The best eat-local cookbooks
To begin to integrate local eating into your day-to-day life, you need to do a little research: Where do your nearby market gardeners sell their wares? Are there buying clubs? Community-supported agriculture plans? Farmers’ markets? How can you get hold of meat, seafood, eggs, and grains that are grown or caught sustainably in your area? Who has apples and strawberries in season?
This is a learning process, and--let’s be honest--it takes a while. Luckily, one discovery usually leads to another. Over the course of about two years, we’ve slowly become intuitive local shoppers. Honestly, we don’t notice anymore that we do it; we just have a different set of desires and values when it comes to buying food.
But for many would-be local eaters, cooking local food is just as challenging as finding it. So many of us are used to the effortlessness of convenience foods. Those of us who love to cook may tend to go to the grocery store with a list of items we need for certain recipes. Eating local requires you to start from the other end of the equation: This is what I have--now, what in the world do I do with it?
────────────────────────────────────────
Your tasks:
a. In the cookbook text's paragraph that begins "To begin to integrate local eating," list every specific food it names.
b. Translate this sentence from the cookbook text into Spanish: "Luckily, one discovery usually leads to another."
c. Write the next part of the text about eat-local cookbooks, starting after its final sentence.
The records that come after this text are separate material and have no connection to it.
────────────────────────────────────────
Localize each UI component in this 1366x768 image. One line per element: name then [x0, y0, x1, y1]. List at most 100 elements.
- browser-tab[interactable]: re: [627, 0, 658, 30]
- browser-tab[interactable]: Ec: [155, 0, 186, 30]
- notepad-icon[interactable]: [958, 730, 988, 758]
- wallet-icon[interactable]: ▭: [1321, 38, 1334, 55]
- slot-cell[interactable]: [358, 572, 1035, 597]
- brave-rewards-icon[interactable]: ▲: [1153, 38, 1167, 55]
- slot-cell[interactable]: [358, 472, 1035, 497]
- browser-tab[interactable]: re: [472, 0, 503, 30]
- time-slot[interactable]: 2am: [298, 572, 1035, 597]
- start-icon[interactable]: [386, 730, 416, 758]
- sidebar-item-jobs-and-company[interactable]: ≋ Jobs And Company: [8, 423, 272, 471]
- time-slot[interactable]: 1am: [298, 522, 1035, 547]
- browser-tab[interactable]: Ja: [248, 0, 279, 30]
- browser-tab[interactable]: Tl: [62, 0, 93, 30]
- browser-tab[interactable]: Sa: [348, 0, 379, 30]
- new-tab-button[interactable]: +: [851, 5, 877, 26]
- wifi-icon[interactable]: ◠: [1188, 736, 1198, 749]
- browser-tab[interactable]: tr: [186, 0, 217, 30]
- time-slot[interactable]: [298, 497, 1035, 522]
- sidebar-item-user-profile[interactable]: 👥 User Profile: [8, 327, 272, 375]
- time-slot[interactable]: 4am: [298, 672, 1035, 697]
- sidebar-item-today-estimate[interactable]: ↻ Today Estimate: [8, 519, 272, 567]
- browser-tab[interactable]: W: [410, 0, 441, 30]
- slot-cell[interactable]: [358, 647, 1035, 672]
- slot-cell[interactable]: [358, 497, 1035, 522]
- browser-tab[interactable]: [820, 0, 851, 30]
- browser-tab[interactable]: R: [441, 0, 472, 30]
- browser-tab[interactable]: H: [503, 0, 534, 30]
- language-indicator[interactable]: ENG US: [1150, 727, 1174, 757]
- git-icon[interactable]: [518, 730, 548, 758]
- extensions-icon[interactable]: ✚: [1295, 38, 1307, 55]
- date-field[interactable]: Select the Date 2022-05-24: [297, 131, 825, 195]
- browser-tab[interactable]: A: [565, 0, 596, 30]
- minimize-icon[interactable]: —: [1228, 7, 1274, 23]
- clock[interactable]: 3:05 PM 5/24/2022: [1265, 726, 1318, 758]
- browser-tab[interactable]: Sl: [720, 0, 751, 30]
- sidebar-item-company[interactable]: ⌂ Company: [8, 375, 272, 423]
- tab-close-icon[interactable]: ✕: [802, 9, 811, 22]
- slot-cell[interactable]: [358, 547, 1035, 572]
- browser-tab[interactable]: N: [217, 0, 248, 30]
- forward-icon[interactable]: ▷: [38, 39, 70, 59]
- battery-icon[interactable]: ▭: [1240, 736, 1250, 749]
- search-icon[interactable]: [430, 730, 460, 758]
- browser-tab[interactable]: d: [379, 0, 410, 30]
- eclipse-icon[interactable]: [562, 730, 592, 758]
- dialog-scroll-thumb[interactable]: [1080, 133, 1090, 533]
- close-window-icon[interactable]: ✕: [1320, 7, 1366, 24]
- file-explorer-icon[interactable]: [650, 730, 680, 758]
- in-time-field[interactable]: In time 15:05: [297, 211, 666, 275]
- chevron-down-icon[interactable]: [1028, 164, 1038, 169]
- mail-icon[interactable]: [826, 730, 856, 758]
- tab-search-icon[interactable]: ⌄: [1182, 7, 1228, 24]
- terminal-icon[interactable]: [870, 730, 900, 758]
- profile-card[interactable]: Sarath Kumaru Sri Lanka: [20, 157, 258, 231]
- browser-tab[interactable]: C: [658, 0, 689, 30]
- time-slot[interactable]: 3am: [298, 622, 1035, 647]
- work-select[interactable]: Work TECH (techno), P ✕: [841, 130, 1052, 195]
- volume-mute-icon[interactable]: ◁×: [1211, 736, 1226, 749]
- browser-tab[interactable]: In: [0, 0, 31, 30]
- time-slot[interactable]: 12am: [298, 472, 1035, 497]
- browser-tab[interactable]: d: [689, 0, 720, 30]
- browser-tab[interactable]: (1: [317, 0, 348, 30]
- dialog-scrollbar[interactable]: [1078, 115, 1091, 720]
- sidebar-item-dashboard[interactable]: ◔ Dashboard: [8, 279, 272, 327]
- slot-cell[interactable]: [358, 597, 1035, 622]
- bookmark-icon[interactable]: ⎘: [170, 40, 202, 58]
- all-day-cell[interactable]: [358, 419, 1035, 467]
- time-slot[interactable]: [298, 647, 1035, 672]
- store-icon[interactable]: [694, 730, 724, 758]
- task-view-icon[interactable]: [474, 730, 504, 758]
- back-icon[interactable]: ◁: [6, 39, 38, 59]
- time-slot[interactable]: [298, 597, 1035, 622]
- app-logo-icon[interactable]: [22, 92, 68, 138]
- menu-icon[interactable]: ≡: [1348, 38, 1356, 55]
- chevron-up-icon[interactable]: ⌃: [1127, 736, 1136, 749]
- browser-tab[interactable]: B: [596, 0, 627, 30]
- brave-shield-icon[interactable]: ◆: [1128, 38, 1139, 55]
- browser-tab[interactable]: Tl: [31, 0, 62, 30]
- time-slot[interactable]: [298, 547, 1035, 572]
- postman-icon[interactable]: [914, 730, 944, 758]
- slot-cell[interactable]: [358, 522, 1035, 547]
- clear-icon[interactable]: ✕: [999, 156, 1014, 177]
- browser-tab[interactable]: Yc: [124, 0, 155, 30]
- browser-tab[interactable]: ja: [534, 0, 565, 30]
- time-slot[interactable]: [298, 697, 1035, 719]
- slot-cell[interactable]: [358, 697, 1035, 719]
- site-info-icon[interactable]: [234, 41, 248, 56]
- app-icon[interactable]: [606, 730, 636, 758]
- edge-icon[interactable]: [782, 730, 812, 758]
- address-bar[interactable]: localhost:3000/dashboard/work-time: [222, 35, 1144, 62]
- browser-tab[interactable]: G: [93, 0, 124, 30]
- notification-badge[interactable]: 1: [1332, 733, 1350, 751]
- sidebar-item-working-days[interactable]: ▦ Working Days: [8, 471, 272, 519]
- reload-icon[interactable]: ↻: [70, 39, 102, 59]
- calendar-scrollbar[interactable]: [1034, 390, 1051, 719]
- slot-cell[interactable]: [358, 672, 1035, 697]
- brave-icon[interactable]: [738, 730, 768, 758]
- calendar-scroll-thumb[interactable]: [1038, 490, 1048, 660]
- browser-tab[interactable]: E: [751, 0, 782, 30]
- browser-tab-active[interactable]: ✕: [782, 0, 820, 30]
────────────────────────────────────────
Answers for the tasks:
a. meat, seafood, eggs, grains, apples, strawberries

b. Por suerte, un descubrimiento suele llevar a otro.

c.
One thing that helps is to have a library of cookbooks that can provide inspiration in a pinch. Some, because of their philosophy or the way they are arranged, are far more helpful than others. The purpose of this post is to shine a light on a few of the best.
Now, I have a lot of cookbooks--the number was fast closing in on 250, last time I counted--but I certainly don’t have all of them. So I polled some of the other ELC web site authors to find out what their favorite eat-local cookbooks are. I’ve included their thoughts along with mine.
Philosophical gems
Some cookbooks are more than cookbooks; they’re lifestyle manuals. Marc nominates Grub: Ideas for an Urban Organic Kitchen by Anna Lappe and Bryant Terry. “They propose a three-pillar philosophy, one of which is eating locally,” he says. “The book is part cookbook, part educational essay (with some great statistics about the current food system and an exposing of myths about the cheap-at-any-cost system).” Lappe and Terry quote Barbara Kingsolver in their work, which reminds me--her Animal, Vegetable, Miracle: A Year of Food Life has plenty of great recipes in it, too.
Jennifer BB puts a plug in for Simply in Season by Mary Beth Lind and Cathleen Hockman-Wert. Part of the Mennonite Central Committee’s World Community Cookbook series, it explores the global impact of the food we put on our tables. “It’s arranged seasonally and then by food group/meal,” she says. “They also have a great blog and web site promoting local and sustainable eating.”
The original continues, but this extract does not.